=== Listing ===

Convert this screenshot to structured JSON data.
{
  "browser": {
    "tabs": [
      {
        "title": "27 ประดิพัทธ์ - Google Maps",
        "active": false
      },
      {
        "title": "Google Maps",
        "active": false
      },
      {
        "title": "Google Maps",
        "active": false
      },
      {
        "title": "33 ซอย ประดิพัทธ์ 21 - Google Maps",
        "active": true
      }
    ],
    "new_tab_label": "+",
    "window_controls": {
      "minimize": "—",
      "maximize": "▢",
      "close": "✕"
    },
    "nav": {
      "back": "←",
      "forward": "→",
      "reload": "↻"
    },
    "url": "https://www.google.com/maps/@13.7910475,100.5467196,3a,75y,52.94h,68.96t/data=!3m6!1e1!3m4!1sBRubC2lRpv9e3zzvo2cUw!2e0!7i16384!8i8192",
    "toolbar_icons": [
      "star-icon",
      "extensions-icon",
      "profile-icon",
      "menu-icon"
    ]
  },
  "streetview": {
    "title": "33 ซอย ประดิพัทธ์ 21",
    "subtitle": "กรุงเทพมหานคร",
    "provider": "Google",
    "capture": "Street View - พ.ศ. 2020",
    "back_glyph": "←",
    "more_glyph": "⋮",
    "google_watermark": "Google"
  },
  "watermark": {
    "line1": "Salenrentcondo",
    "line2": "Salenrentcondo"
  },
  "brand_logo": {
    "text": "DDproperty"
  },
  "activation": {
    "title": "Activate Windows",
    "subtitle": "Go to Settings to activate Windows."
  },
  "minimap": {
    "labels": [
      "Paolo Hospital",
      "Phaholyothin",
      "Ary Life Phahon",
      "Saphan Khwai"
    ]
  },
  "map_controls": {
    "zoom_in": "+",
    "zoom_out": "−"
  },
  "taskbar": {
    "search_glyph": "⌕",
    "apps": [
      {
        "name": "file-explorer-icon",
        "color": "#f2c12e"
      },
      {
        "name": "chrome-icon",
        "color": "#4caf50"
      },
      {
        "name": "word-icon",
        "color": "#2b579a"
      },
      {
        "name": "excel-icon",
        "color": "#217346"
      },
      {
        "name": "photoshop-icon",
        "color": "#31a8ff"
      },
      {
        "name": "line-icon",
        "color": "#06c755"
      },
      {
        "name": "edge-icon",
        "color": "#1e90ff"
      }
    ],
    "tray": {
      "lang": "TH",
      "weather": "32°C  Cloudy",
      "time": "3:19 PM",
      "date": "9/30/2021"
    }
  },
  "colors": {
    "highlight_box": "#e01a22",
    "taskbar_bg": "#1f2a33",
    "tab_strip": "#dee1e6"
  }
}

===

• What you have to do
From the data above, gather every line that includes the word "ประด".

• Exercise output
        "title": "27 ประดิพัทธ์ - Google Maps",
        "title": "33 ซอย ประดิพัทธ์ 21 - Google Maps",
    "title": "33 ซอย ประดิพัทธ์ 21",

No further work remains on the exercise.